ENTRIES SHOWN:

::::::

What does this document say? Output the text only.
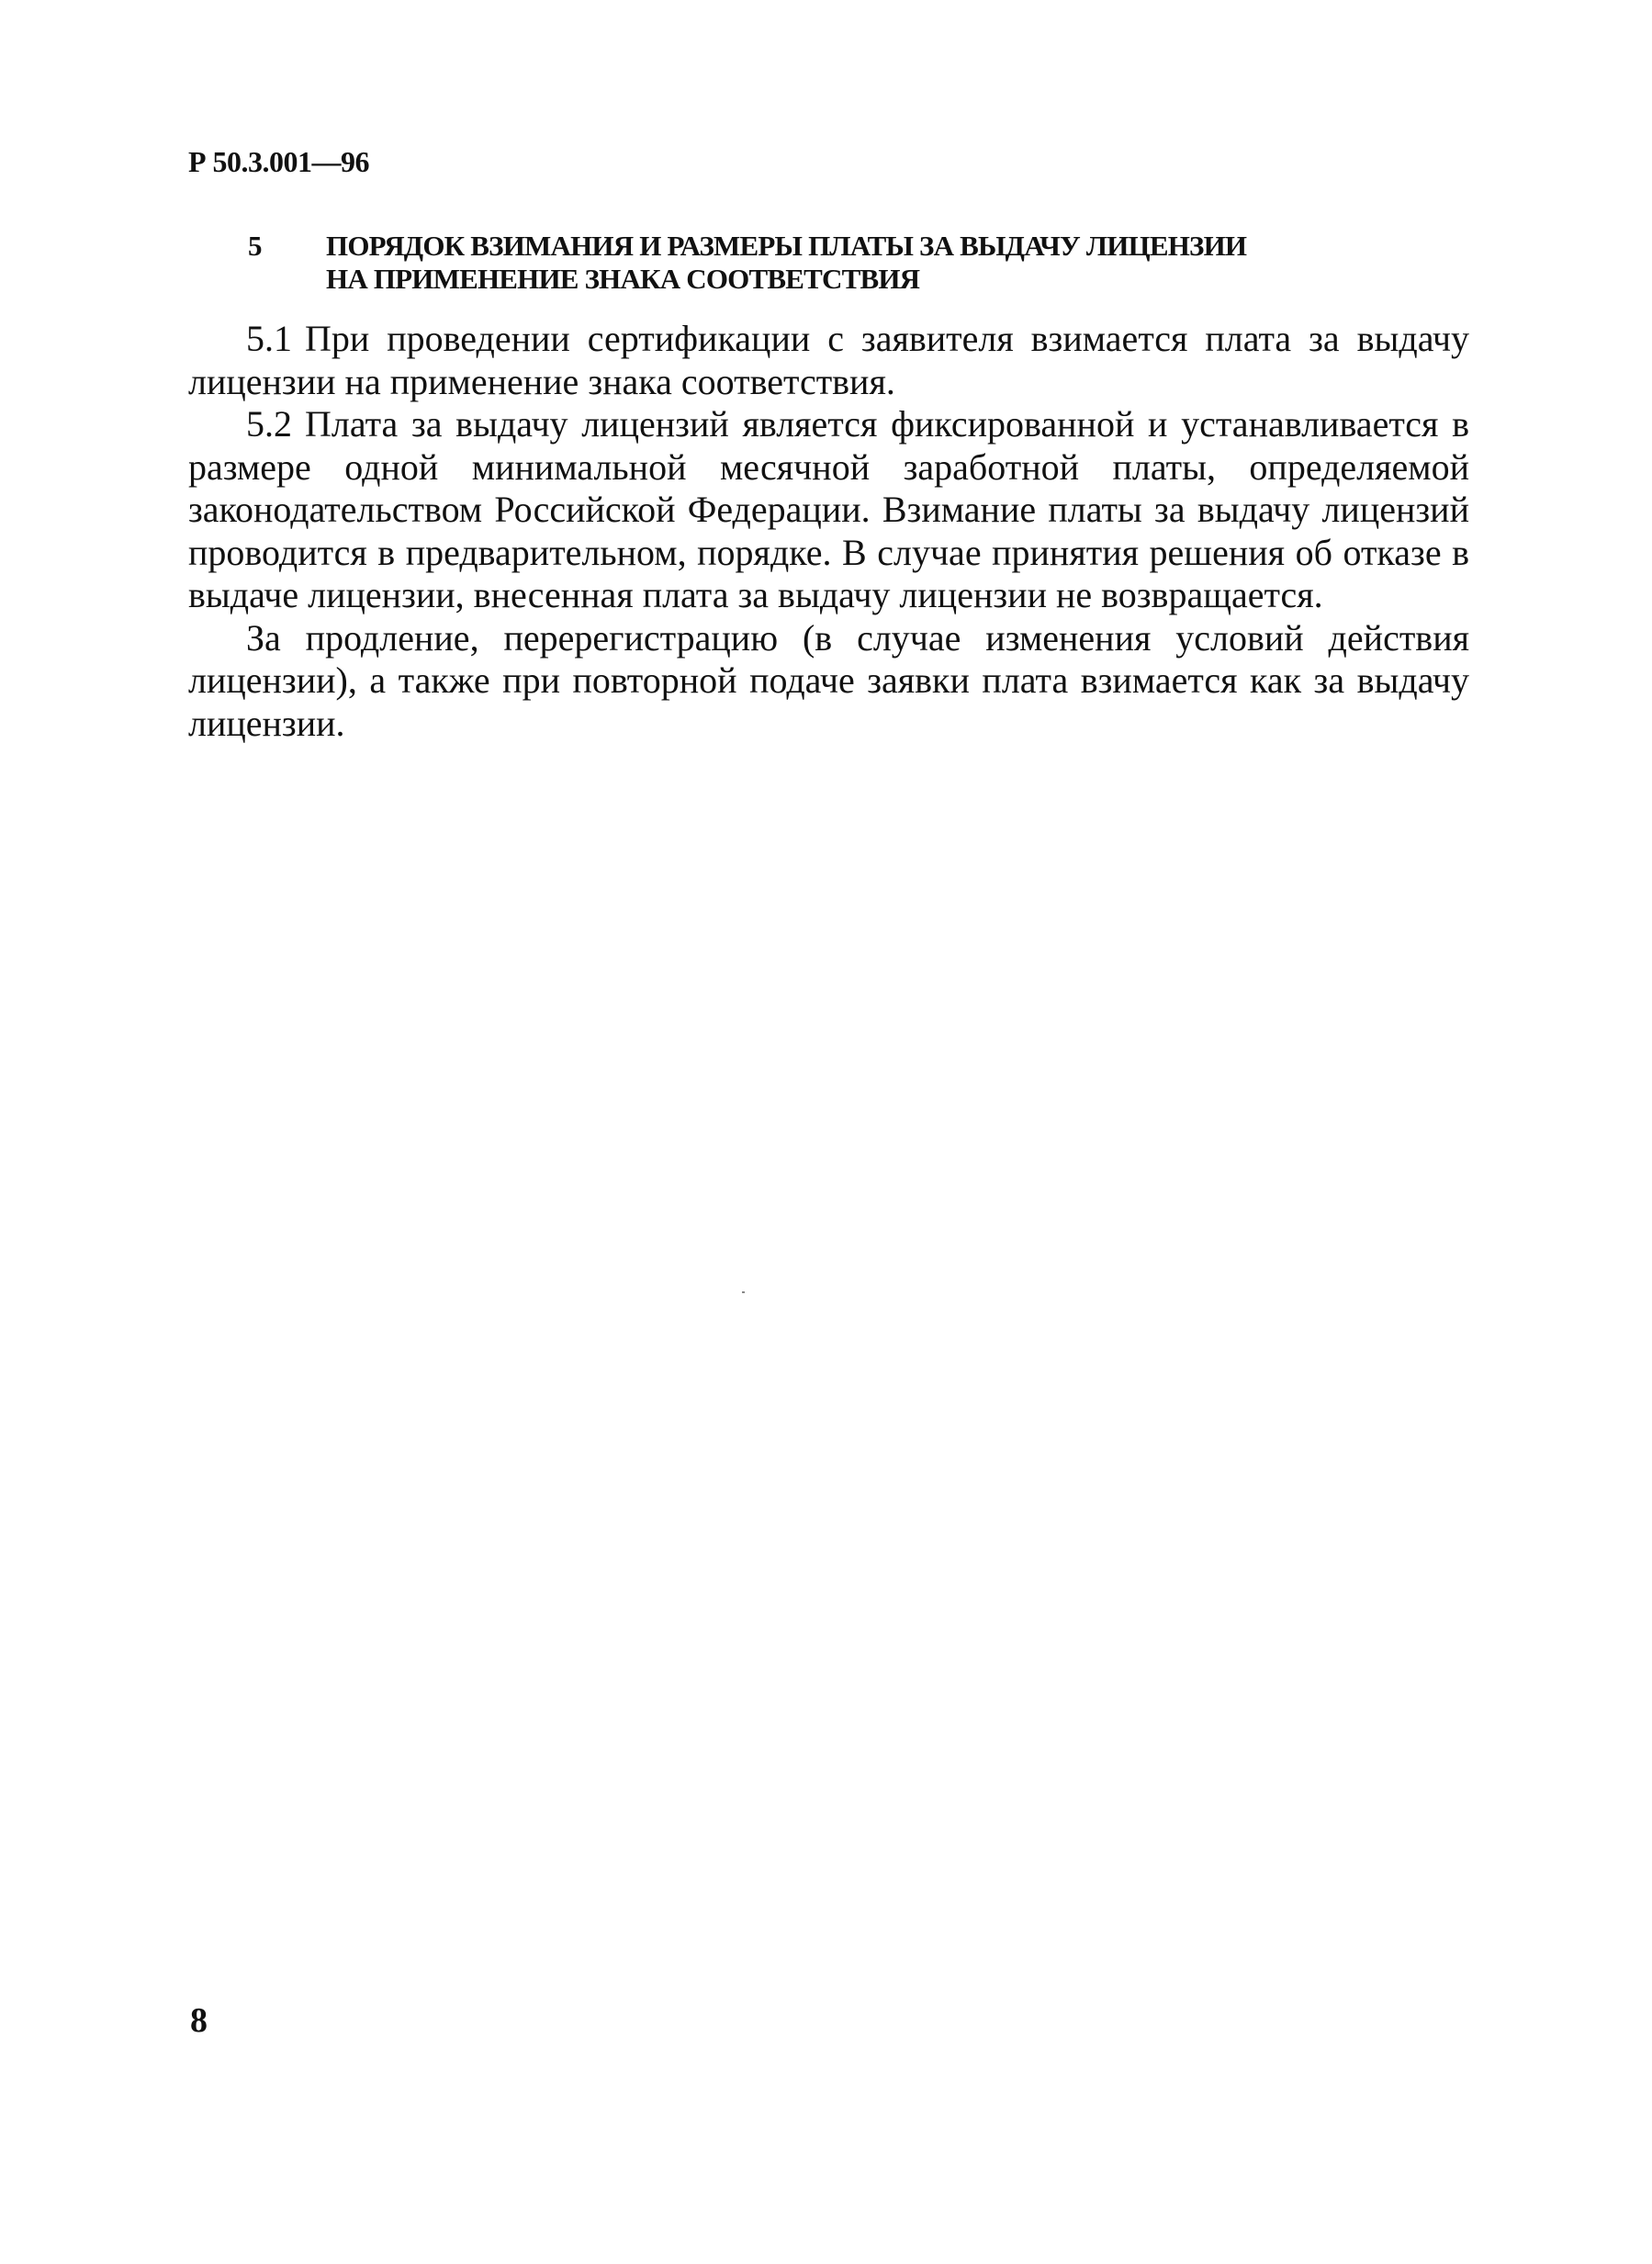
Р 50.3.001—96
5	ПОРЯДОК ВЗИМАНИЯ И РАЗМЕРЫ ПЛАТЫ ЗА ВЫДАЧУ ЛИЦЕНЗИИ
НА ПРИМЕНЕНИЕ ЗНАКА СООТВЕТСТВИЯ

5.1 При проведении сертификации с заявителя взимается плата за выдачу лицензии на применение знака соответствия.

5.2 Плата за выдачу лицензий является фиксированной и устанавливается в размере одной минимальной месячной заработной платы, определяемой законодательством Российской Федерации. Взимание платы за выдачу лицензий проводится в предварительном, порядке. В случае принятия решения об отказе в выдаче лицензии, внесенная плата за выдачу лицензии не возвращается.

За продление, перерегистрацию (в случае изменения условий действия лицензии), а также при повторной подаче заявки плата взимается как за выдачу лицензии.

8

::::::

Quote every line of the records above exactly; no picture is to be copied.

What does this document say? Output the text only.
Р 50.3.001—96
5	ПОРЯДОК ВЗИМАНИЯ И РАЗМЕРЫ ПЛАТЫ ЗА ВЫДАЧУ ЛИЦЕНЗИИ
НА ПРИМЕНЕНИЕ ЗНАКА СООТВЕТСТВИЯ

5.1 При проведении сертификации с заявителя взимается плата за выдачу лицензии на применение знака соответствия.

5.2 Плата за выдачу лицензий является фиксированной и устанавливается в размере одной минимальной месячной заработной платы, определяемой законодательством Российской Федерации. Взимание платы за выдачу лицензий проводится в предварительном, порядке. В случае принятия решения об отказе в выдаче лицензии, внесенная плата за выдачу лицензии не возвращается.

За продление, перерегистрацию (в случае изменения условий действия лицензии), а также при повторной подаче заявки плата взимается как за выдачу лицензии.

8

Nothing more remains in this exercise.